* START Data shown *

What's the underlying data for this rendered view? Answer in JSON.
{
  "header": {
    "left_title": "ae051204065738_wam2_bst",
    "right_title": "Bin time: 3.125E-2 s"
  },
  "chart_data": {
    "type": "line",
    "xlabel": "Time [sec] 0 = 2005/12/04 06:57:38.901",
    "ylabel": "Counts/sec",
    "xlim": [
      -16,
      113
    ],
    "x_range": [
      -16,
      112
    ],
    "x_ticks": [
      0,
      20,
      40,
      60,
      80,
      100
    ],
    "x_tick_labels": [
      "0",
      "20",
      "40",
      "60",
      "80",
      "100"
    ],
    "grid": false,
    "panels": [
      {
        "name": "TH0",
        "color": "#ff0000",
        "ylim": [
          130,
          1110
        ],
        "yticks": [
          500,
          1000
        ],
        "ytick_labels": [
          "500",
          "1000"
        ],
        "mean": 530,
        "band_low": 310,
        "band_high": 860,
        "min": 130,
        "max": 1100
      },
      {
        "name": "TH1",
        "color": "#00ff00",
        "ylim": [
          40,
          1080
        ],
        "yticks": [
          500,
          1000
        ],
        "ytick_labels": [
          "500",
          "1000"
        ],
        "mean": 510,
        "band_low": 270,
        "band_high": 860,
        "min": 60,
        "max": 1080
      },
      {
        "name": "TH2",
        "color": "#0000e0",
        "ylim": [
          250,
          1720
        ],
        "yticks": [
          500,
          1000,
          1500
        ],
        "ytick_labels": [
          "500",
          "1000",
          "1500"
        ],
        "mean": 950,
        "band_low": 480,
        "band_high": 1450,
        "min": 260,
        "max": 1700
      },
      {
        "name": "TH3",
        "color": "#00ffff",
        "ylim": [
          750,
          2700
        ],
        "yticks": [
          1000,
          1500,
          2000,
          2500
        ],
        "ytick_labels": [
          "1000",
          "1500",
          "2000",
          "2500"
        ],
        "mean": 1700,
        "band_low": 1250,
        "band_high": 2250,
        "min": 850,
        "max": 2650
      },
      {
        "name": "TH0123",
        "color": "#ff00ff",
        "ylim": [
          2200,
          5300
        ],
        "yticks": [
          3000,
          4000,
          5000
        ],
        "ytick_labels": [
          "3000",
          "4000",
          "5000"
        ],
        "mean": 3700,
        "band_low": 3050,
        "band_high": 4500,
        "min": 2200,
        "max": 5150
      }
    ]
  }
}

* END Data shown *
* START Data shown *

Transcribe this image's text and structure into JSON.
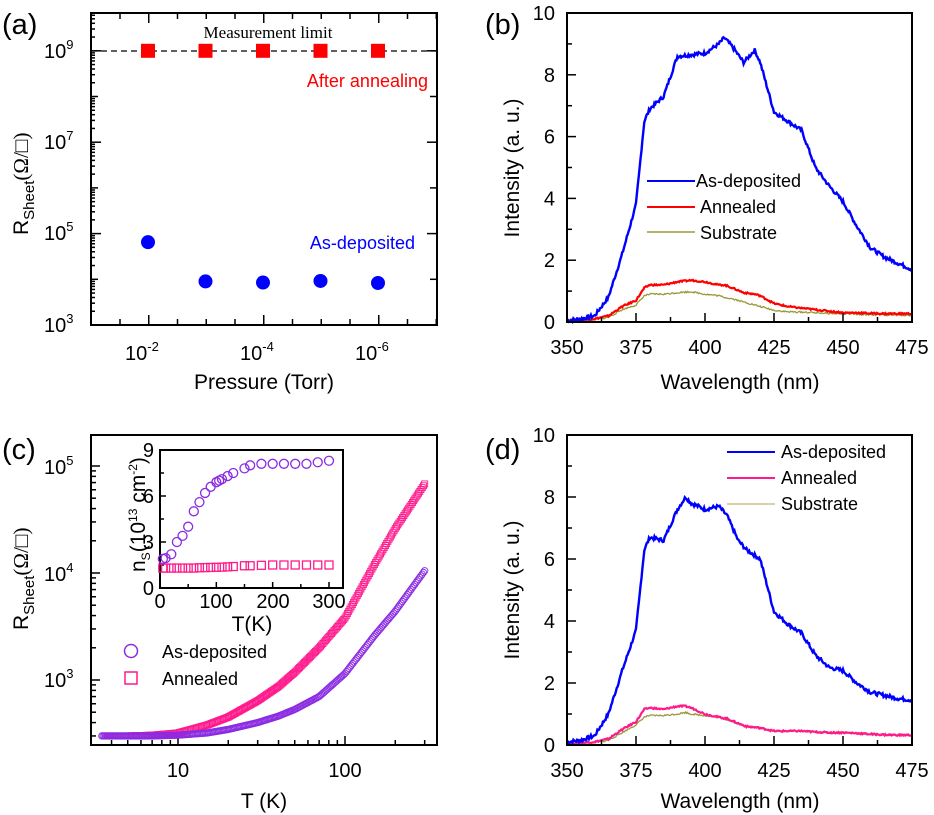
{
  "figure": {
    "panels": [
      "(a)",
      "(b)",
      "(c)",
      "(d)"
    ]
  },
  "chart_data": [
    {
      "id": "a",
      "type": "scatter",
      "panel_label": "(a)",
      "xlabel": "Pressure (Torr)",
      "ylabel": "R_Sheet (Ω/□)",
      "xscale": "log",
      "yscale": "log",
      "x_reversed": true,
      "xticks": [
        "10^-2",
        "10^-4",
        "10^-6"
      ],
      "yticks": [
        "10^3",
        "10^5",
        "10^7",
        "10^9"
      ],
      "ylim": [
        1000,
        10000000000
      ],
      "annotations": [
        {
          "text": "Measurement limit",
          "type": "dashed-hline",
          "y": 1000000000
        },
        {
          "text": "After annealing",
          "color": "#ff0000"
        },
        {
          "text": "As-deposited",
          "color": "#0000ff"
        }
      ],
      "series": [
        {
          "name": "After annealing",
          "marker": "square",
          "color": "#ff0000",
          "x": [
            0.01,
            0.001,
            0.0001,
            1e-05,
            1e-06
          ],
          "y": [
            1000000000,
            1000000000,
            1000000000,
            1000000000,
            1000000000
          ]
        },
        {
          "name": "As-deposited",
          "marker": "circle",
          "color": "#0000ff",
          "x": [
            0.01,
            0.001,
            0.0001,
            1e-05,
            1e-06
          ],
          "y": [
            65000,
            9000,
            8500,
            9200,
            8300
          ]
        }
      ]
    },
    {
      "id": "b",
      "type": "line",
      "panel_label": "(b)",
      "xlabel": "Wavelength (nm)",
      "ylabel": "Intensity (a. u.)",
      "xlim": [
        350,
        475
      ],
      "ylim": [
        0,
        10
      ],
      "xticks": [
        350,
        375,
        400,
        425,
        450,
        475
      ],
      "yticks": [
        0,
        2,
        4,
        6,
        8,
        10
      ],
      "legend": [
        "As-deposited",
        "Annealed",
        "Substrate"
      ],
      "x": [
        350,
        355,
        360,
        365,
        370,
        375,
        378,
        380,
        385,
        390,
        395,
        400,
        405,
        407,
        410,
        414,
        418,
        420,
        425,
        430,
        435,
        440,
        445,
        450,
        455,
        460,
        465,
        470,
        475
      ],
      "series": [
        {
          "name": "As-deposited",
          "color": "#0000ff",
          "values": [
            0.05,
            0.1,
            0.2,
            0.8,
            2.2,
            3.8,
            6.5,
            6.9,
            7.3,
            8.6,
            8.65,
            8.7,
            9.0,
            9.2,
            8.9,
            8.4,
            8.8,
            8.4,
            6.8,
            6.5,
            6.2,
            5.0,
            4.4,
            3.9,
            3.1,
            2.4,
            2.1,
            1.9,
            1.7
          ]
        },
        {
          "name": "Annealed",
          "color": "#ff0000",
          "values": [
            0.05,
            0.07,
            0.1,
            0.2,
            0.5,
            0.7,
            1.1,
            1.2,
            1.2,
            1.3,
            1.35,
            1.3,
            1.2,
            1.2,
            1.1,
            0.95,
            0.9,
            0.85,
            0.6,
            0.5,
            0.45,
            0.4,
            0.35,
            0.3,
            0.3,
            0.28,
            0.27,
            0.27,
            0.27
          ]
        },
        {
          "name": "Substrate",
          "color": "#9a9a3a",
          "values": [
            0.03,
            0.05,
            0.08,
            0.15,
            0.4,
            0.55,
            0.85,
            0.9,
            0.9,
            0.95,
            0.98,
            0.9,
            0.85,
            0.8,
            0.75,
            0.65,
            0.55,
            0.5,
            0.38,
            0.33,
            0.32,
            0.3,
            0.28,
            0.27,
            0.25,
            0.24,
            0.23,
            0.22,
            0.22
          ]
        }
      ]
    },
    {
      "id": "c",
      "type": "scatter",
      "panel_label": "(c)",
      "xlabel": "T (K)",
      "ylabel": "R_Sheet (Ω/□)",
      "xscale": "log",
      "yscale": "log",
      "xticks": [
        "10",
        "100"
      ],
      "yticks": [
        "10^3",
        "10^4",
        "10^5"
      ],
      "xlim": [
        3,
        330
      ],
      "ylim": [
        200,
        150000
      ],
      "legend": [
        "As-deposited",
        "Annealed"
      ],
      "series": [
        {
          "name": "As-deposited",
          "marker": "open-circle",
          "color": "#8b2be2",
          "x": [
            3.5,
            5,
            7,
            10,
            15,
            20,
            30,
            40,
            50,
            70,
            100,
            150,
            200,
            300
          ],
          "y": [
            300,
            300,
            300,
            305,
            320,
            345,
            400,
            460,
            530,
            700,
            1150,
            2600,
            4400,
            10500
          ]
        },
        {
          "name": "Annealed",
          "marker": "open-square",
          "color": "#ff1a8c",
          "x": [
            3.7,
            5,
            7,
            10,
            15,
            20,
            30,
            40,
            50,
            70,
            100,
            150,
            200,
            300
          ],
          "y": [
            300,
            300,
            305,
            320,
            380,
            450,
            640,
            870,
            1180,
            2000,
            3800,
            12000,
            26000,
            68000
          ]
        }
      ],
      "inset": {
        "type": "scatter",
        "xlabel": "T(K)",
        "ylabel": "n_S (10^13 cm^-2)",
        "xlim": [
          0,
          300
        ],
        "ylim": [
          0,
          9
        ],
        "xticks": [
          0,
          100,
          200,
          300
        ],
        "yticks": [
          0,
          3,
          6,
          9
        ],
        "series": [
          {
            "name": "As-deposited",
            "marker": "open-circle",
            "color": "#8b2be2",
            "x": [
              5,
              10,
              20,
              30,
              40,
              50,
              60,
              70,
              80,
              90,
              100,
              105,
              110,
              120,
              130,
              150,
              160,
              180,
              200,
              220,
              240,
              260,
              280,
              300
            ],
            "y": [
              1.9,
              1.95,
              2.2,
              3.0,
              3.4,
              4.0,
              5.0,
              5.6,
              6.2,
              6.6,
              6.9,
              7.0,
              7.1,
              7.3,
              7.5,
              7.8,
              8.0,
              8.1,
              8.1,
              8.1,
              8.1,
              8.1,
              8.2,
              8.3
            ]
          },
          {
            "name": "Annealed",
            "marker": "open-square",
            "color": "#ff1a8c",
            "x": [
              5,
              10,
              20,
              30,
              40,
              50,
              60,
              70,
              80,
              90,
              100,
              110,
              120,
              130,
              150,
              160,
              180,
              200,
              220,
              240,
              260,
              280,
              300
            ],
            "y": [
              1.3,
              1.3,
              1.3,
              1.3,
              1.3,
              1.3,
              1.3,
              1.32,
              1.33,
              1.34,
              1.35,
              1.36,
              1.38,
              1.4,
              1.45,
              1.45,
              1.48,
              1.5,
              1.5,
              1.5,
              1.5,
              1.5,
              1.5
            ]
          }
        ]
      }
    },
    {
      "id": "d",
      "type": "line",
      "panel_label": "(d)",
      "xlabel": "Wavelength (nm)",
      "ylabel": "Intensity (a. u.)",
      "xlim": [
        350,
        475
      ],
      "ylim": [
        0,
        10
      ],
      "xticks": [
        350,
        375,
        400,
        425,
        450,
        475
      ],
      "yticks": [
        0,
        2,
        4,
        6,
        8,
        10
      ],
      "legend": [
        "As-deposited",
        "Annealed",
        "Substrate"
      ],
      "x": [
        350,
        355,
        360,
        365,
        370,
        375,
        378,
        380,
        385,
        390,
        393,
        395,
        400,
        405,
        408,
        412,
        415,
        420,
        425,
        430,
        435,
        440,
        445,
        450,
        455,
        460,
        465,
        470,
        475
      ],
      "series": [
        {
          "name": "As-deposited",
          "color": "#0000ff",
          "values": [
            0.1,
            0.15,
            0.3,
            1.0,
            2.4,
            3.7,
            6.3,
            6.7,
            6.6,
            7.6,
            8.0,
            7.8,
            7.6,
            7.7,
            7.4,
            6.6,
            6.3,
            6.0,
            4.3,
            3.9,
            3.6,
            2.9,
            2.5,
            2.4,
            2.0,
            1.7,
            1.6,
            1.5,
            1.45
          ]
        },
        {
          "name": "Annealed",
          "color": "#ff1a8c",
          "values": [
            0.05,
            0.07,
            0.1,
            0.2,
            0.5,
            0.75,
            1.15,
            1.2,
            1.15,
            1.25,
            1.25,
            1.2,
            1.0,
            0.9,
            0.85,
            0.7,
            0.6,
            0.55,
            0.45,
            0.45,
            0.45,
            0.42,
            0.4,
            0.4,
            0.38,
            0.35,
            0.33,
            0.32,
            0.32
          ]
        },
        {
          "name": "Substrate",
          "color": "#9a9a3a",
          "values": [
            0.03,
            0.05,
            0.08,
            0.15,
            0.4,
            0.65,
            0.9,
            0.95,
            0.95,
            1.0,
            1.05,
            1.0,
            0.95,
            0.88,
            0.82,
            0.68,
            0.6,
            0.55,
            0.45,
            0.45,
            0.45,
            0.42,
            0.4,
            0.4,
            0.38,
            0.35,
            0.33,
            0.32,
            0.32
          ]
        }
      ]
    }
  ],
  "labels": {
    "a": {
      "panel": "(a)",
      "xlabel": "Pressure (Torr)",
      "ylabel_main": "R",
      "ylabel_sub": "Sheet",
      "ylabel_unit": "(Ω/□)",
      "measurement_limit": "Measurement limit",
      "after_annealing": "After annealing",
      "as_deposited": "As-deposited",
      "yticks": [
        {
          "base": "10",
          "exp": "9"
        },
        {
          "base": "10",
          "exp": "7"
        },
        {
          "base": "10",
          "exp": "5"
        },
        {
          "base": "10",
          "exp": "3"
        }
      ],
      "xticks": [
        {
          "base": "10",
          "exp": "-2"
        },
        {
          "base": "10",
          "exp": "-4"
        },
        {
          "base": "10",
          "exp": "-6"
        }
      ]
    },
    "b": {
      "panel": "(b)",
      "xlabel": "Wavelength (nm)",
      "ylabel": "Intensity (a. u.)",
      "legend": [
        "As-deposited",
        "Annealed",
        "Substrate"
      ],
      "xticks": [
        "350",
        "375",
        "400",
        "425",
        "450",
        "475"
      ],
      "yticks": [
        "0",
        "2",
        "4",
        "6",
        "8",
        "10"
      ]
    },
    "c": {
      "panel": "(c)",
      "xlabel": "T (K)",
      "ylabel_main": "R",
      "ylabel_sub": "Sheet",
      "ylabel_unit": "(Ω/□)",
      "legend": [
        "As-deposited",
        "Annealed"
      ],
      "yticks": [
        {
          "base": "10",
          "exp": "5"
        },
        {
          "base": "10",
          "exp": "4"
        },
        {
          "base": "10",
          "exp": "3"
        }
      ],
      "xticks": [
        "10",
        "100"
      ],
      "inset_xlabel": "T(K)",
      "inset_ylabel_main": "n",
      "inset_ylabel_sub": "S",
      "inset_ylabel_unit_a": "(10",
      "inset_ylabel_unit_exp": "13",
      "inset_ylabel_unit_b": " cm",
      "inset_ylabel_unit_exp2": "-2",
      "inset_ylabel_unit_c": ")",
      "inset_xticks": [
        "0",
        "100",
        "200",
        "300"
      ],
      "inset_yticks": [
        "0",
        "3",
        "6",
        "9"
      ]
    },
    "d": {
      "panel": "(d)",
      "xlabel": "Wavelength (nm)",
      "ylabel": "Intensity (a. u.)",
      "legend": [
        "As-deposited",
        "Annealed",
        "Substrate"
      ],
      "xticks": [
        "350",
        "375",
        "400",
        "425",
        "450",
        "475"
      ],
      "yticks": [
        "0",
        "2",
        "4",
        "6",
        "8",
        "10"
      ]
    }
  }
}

* END Data shown *

[Task requirements]: Report only how many lines of the listing hold the word "circle".

[Exercise response]: 3